WHAT NEEDS TO BE DONE: Pull every line containing "should" from the entries.

+ + + +

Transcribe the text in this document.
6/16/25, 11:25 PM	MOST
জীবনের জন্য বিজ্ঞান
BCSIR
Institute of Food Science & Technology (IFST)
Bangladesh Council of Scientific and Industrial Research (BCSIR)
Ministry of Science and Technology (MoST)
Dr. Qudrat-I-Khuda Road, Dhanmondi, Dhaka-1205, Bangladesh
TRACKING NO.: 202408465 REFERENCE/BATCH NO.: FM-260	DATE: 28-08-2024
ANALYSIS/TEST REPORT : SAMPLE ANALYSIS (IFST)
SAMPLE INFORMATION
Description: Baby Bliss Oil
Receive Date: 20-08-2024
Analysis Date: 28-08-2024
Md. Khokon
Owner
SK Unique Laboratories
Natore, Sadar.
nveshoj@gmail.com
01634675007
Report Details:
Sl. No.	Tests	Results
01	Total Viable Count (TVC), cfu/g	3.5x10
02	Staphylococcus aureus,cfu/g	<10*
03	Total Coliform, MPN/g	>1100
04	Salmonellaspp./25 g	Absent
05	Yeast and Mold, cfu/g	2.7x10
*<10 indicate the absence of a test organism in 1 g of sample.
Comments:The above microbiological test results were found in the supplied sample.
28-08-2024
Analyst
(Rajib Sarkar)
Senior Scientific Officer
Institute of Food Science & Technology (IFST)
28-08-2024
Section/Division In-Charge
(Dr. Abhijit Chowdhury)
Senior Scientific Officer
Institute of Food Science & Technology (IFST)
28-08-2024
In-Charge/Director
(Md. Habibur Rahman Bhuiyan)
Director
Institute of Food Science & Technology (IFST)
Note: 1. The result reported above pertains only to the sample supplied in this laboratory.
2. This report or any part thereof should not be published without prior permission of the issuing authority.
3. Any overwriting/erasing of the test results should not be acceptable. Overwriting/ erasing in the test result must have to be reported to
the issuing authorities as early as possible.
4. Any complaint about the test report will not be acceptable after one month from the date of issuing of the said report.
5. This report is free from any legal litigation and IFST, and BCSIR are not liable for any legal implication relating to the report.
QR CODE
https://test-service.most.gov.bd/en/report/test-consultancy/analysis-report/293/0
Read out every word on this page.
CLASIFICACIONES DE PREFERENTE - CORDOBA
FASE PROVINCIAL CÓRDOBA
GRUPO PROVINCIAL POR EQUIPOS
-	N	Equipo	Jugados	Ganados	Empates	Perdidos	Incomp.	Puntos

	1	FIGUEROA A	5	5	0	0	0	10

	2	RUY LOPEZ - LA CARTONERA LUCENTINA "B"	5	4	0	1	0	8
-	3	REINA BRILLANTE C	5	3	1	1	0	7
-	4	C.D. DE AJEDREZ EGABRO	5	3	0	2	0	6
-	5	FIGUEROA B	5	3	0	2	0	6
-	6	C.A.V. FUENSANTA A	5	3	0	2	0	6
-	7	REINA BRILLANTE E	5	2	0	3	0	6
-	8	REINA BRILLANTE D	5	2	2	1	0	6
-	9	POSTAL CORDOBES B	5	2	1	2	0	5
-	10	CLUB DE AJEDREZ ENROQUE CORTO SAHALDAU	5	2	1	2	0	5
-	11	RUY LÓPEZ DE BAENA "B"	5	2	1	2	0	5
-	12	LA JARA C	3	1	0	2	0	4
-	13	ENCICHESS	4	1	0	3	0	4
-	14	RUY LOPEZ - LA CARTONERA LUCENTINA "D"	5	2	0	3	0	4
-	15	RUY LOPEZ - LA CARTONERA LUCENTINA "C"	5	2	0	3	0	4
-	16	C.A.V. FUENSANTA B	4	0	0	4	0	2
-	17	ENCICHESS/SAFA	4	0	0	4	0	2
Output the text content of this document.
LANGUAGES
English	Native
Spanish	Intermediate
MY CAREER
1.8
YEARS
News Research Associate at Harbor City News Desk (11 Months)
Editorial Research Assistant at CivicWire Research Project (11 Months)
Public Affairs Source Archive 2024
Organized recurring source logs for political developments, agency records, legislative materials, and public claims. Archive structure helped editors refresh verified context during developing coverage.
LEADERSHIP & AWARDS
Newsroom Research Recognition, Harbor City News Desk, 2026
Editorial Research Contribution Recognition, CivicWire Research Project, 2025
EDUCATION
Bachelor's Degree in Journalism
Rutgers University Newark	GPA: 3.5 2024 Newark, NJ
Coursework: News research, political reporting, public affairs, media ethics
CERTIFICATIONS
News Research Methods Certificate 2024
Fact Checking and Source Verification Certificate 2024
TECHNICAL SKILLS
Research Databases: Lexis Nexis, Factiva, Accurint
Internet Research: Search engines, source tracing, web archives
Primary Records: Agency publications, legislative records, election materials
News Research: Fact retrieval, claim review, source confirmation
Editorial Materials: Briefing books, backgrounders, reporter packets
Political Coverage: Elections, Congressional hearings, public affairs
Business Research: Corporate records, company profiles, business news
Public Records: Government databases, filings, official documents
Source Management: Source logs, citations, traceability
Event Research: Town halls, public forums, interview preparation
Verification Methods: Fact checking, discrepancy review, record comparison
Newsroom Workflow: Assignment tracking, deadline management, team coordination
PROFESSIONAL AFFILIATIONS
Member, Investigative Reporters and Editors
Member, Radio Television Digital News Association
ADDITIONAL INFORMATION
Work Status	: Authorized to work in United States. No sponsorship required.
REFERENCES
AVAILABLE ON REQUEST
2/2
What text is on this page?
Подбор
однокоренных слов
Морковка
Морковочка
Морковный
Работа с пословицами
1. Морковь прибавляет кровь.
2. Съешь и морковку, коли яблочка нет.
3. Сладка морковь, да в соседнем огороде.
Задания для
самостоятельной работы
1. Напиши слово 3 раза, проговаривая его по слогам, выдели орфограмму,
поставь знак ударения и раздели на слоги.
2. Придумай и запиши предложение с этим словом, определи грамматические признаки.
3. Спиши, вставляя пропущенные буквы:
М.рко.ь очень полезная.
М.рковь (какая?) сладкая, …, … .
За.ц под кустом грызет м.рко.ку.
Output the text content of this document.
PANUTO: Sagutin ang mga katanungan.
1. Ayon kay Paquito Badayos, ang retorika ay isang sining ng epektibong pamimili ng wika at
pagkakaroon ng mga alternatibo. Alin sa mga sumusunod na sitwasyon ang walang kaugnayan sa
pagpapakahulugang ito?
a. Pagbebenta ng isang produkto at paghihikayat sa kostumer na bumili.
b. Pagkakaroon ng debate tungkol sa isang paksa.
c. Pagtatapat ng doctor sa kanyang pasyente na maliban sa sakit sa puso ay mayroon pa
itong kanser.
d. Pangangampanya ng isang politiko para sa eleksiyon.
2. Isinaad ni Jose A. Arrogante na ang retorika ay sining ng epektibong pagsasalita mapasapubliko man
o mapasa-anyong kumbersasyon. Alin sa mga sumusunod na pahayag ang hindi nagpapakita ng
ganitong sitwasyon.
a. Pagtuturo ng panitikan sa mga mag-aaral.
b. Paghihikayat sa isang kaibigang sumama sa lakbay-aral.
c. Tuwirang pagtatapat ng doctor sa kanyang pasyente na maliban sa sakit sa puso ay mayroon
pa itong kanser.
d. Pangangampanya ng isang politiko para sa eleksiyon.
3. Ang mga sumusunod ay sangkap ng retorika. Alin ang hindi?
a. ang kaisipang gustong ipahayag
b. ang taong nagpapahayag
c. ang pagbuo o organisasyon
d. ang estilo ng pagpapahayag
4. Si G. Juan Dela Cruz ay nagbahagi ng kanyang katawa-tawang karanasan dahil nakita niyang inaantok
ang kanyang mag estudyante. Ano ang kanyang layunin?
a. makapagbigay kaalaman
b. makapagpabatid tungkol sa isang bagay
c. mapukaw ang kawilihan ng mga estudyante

+ + + +

TASK OUTPUT:
2. This report or any part thereof should not be published without prior permission of the issuing authority.
3. Any overwriting/erasing of the test results should not be acceptable. Overwriting/ erasing in the test result must have to be reported to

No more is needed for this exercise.